Each record must be retyped in full. No character may differ.

**** ROWS ****

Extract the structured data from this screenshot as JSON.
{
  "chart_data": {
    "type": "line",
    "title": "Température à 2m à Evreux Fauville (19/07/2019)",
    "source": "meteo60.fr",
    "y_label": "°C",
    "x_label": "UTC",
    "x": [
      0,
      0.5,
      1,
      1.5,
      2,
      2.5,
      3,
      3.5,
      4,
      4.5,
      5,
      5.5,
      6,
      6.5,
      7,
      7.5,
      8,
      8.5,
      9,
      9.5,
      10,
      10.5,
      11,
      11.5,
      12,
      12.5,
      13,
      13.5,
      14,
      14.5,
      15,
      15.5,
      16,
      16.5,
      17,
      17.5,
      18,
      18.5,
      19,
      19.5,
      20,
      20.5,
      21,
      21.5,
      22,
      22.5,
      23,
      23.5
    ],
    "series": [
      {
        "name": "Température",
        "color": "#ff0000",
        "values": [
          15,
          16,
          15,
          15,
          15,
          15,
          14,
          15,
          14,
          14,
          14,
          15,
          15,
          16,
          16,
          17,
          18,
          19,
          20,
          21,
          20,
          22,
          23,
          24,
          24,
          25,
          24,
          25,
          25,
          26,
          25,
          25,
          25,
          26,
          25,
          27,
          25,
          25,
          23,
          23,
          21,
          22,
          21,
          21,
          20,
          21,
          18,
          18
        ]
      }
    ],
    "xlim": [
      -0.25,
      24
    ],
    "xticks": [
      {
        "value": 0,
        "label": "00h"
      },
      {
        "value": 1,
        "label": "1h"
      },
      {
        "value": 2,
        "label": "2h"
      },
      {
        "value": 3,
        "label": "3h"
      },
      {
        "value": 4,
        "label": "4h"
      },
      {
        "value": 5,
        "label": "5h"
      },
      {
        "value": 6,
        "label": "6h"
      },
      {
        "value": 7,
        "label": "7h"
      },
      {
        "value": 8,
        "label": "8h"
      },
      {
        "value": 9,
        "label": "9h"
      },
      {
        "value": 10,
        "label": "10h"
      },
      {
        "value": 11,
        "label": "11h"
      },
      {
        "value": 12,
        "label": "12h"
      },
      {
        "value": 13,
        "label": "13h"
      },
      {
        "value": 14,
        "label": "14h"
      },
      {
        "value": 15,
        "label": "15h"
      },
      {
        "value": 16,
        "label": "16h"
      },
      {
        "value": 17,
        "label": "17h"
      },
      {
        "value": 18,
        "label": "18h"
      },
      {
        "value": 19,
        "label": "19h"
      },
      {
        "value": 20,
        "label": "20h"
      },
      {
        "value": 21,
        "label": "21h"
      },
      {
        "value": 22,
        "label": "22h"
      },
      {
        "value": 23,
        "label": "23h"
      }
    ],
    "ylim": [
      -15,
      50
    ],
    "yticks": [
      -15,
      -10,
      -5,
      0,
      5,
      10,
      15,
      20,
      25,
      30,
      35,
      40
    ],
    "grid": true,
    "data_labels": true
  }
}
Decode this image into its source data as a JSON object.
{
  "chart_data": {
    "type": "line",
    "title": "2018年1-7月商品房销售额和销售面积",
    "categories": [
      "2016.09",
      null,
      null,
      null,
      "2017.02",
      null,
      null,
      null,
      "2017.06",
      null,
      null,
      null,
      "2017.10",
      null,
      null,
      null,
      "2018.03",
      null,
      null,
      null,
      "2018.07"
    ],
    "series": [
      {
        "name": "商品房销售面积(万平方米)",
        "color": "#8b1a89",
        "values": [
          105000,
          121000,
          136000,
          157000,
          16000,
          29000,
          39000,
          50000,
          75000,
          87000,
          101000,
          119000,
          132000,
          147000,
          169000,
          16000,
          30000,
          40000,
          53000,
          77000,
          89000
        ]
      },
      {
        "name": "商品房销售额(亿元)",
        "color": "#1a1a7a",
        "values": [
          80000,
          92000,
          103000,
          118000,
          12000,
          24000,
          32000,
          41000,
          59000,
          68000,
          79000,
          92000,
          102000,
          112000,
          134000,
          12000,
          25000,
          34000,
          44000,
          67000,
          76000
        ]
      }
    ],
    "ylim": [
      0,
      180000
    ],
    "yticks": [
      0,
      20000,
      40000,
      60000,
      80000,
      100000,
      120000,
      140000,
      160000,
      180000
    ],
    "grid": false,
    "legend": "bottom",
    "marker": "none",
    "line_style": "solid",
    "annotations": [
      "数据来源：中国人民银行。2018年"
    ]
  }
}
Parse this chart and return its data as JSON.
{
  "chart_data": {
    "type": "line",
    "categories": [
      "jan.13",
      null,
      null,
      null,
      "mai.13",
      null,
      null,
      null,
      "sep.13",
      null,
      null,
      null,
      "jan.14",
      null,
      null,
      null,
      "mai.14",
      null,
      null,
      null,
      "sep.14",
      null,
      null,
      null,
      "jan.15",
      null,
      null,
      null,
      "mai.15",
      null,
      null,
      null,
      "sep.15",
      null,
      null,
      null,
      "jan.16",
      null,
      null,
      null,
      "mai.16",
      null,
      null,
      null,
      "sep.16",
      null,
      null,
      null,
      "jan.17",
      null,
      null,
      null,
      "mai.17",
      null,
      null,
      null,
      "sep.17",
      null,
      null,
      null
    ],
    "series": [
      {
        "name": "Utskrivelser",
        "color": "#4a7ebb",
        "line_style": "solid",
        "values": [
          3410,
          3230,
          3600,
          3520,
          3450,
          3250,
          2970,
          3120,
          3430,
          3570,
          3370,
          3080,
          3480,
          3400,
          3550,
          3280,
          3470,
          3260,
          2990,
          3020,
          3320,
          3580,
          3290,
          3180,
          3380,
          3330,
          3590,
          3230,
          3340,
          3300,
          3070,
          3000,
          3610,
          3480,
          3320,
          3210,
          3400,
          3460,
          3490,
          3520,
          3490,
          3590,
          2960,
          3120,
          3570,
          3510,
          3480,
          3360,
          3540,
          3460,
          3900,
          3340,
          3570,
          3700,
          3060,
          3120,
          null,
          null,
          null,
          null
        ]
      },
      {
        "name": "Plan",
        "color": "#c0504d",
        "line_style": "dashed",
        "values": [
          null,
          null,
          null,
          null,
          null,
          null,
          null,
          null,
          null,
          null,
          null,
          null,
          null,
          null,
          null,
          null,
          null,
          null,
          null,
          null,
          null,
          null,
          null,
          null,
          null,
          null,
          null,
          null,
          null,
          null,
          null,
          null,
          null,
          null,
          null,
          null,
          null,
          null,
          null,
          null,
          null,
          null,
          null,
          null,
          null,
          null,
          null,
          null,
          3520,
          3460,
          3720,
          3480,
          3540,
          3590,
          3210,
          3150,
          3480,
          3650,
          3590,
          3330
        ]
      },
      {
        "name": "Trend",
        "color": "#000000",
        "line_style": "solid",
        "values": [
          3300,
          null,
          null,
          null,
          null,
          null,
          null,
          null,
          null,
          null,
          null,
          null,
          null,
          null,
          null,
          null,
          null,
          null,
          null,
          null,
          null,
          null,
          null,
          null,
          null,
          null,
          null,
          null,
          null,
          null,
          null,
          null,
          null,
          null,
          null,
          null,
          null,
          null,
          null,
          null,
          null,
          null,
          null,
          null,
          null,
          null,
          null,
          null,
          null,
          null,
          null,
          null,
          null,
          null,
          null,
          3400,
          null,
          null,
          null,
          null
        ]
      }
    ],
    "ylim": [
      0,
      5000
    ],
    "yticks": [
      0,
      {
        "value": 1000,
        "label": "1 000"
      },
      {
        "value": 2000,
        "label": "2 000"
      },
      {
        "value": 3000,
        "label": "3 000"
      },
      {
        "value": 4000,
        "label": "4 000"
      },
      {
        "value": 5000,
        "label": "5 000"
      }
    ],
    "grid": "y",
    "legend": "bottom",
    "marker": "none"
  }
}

****

→ PROBLEM SOLUTION:
Extract the structured data from this screenshot as JSON.
{
  "chart_data": {
    "type": "line",
    "title": "Température à 2m à Evreux Fauville (19/07/2019)",
    "source": "meteo60.fr",
    "y_label": "°C",
    "x_label": "UTC",
    "x": [
      0,
      0.5,
      1,
      1.5,
      2,
      2.5,
      3,
      3.5,
      4,
      4.5,
      5,
      5.5,
      6,
      6.5,
      7,
      7.5,
      8,
      8.5,
      9,
      9.5,
      10,
      10.5,
      11,
      11.5,
      12,
      12.5,
      13,
      13.5,
      14,
      14.5,
      15,
      15.5,
      16,
      16.5,
      17,
      17.5,
      18,
      18.5,
      19,
      19.5,
      20,
      20.5,
      21,
      21.5,
      22,
      22.5,
      23,
      23.5
    ],
    "series": [
      {
        "name": "Température",
        "color": "#ff0000",
        "values": [
          15,
          16,
          15,
          15,
          15,
          15,
          14,
          15,
          14,
          14,
          14,
          15,
          15,
          16,
          16,
          17,
          18,
          19,
          20,
          21,
          20,
          22,
          23,
          24,
          24,
          25,
          24,
          25,
          25,
          26,
          25,
          25,
          25,
          26,
          25,
          27,
          25,
          25,
          23,
          23,
          21,
          22,
          21,
          21,
          20,
          21,
          18,
          18
        ]
      }
    ],
    "xlim": [
      -0.25,
      24
    ],
    "xticks": [
      {
        "value": 0,
        "label": "00h"
      },
      {
        "value": 1,
        "label": "1h"
      },
      {
        "value": 2,
        "label": "2h"
      },
      {
        "value": 3,
        "label": "3h"
      },
      {
        "value": 4,
        "label": "4h"
      },
      {
        "value": 5,
        "label": "5h"
      },
      {
        "value": 6,
        "label": "6h"
      },
      {
        "value": 7,
        "label": "7h"
      },
      {
        "value": 8,
        "label": "8h"
      },
      {
        "value": 9,
        "label": "9h"
      },
      {
        "value": 10,
        "label": "10h"
      },
      {
        "value": 11,
        "label": "11h"
      },
      {
        "value": 12,
        "label": "12h"
      },
      {
        "value": 13,
        "label": "13h"
      },
      {
        "value": 14,
        "label": "14h"
      },
      {
        "value": 15,
        "label": "15h"
      },
      {
        "value": 16,
        "label": "16h"
      },
      {
        "value": 17,
        "label": "17h"
      },
      {
        "value": 18,
        "label": "18h"
      },
      {
        "value": 19,
        "label": "19h"
      },
      {
        "value": 20,
        "label": "20h"
      },
      {
        "value": 21,
        "label": "21h"
      },
      {
        "value": 22,
        "label": "22h"
      },
      {
        "value": 23,
        "label": "23h"
      }
    ],
    "ylim": [
      -15,
      50
    ],
    "yticks": [
      -15,
      -10,
      -5,
      0,
      5,
      10,
      15,
      20,
      25,
      30,
      35,
      40
    ],
    "grid": true,
    "data_labels": true
  }
}
Decode this image into its source data as a JSON object.
{
  "chart_data": {
    "type": "line",
    "title": "2018年1-7月商品房销售额和销售面积",
    "categories": [
      "2016.09",
      null,
      null,
      null,
      "2017.02",
      null,
      null,
      null,
      "2017.06",
      null,
      null,
      null,
      "2017.10",
      null,
      null,
      null,
      "2018.03",
      null,
      null,
      null,
      "2018.07"
    ],
    "series": [
      {
        "name": "商品房销售面积(万平方米)",
        "color": "#8b1a89",
        "values": [
          105000,
          121000,
          136000,
          157000,
          16000,
          29000,
          39000,
          50000,
          75000,
          87000,
          101000,
          119000,
          132000,
          147000,
          169000,
          16000,
          30000,
          40000,
          53000,
          77000,
          89000
        ]
      },
      {
        "name": "商品房销售额(亿元)",
        "color": "#1a1a7a",
        "values": [
          80000,
          92000,
          103000,
          118000,
          12000,
          24000,
          32000,
          41000,
          59000,
          68000,
          79000,
          92000,
          102000,
          112000,
          134000,
          12000,
          25000,
          34000,
          44000,
          67000,
          76000
        ]
      }
    ],
    "ylim": [
      0,
      180000
    ],
    "yticks": [
      0,
      20000,
      40000,
      60000,
      80000,
      100000,
      120000,
      140000,
      160000,
      180000
    ],
    "grid": false,
    "legend": "bottom",
    "marker": "none",
    "line_style": "solid",
    "annotations": [
      "数据来源：中国人民银行。2018年"
    ]
  }
}
Parse this chart and return its data as JSON.
{
  "chart_data": {
    "type": "line",
    "categories": [
      "jan.13",
      null,
      null,
      null,
      "mai.13",
      null,
      null,
      null,
      "sep.13",
      null,
      null,
      null,
      "jan.14",
      null,
      null,
      null,
      "mai.14",
      null,
      null,
      null,
      "sep.14",
      null,
      null,
      null,
      "jan.15",
      null,
      null,
      null,
      "mai.15",
      null,
      null,
      null,
      "sep.15",
      null,
      null,
      null,
      "jan.16",
      null,
      null,
      null,
      "mai.16",
      null,
      null,
      null,
      "sep.16",
      null,
      null,
      null,
      "jan.17",
      null,
      null,
      null,
      "mai.17",
      null,
      null,
      null,
      "sep.17",
      null,
      null,
      null
    ],
    "series": [
      {
        "name": "Utskrivelser",
        "color": "#4a7ebb",
        "line_style": "solid",
        "values": [
          3410,
          3230,
          3600,
          3520,
          3450,
          3250,
          2970,
          3120,
          3430,
          3570,
          3370,
          3080,
          3480,
          3400,
          3550,
          3280,
          3470,
          3260,
          2990,
          3020,
          3320,
          3580,
          3290,
          3180,
          3380,
          3330,
          3590,
          3230,
          3340,
          3300,
          3070,
          3000,
          3610,
          3480,
          3320,
          3210,
          3400,
          3460,
          3490,
          3520,
          3490,
          3590,
          2960,
          3120,
          3570,
          3510,
          3480,
          3360,
          3540,
          3460,
          3900,
          3340,
          3570,
          3700,
          3060,
          3120,
          null,
          null,
          null,
          null
        ]
      },
      {
        "name": "Plan",
        "color": "#c0504d",
        "line_style": "dashed",
        "values": [
          null,
          null,
          null,
          null,
          null,
          null,
          null,
          null,
          null,
          null,
          null,
          null,
          null,
          null,
          null,
          null,
          null,
          null,
          null,
          null,
          null,
          null,
          null,
          null,
          null,
          null,
          null,
          null,
          null,
          null,
          null,
          null,
          null,
          null,
          null,
          null,
          null,
          null,
          null,
          null,
          null,
          null,
          null,
          null,
          null,
          null,
          null,
          null,
          3520,
          3460,
          3720,
          3480,
          3540,
          3590,
          3210,
          3150,
          3480,
          3650,
          3590,
          3330
        ]
      },
      {
        "name": "Trend",
        "color": "#000000",
        "line_style": "solid",
        "values": [
          3300,
          null,
          null,
          null,
          null,
          null,
          null,
          null,
          null,
          null,
          null,
          null,
          null,
          null,
          null,
          null,
          null,
          null,
          null,
          null,
          null,
          null,
          null,
          null,
          null,
          null,
          null,
          null,
          null,
          null,
          null,
          null,
          null,
          null,
          null,
          null,
          null,
          null,
          null,
          null,
          null,
          null,
          null,
          null,
          null,
          null,
          null,
          null,
          null,
          null,
          null,
          null,
          null,
          null,
          null,
          3400,
          null,
          null,
          null,
          null
        ]
      }
    ],
    "ylim": [
      0,
      5000
    ],
    "yticks": [
      0,
      {
        "value": 1000,
        "label": "1 000"
      },
      {
        "value": 2000,
        "label": "2 000"
      },
      {
        "value": 3000,
        "label": "3 000"
      },
      {
        "value": 4000,
        "label": "4 000"
      },
      {
        "value": 5000,
        "label": "5 000"
      }
    ],
    "grid": "y",
    "legend": "bottom",
    "marker": "none"
  }
}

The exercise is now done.